(Raw records)
◆ ◆ ◆

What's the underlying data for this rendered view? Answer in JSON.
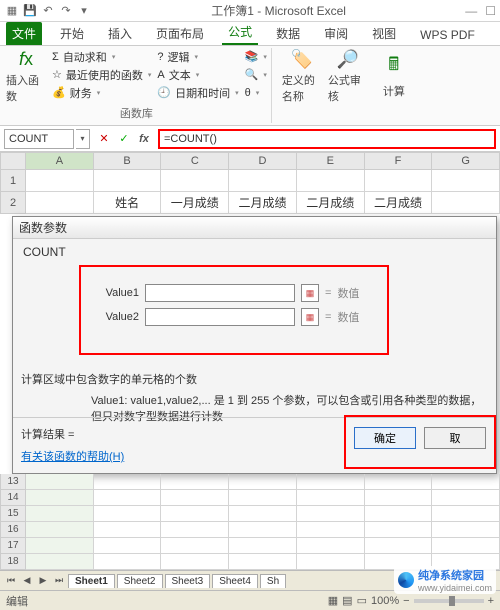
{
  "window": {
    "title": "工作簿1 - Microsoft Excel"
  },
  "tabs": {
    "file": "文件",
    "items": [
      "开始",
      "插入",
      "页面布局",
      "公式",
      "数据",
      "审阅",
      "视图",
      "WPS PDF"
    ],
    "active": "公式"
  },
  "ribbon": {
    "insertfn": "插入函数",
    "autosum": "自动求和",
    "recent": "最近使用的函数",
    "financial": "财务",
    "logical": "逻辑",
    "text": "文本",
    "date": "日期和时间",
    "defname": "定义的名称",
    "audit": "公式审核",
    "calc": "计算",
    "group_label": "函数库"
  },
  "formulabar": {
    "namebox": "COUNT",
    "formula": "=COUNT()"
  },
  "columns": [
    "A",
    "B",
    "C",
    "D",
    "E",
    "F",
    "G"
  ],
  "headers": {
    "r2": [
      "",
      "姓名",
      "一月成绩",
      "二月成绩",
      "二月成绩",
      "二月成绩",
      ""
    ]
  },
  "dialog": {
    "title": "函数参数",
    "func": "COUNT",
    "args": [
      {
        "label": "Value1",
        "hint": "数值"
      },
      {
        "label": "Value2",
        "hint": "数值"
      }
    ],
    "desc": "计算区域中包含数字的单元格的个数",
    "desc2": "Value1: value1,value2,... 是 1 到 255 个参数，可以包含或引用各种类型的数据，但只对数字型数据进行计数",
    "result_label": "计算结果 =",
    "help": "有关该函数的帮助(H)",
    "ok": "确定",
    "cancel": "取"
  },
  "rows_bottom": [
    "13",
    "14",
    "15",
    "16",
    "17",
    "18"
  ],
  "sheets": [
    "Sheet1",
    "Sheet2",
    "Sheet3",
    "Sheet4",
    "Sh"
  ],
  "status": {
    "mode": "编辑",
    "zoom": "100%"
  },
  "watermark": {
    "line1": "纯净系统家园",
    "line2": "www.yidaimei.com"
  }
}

◆ ◆ ◆

What needs to be done>
Identify every line holding the word "COUNT" and copy it out.

Task result>
    "namebox": "COUNT",
    "formula": "=COUNT()"
    "func": "COUNT",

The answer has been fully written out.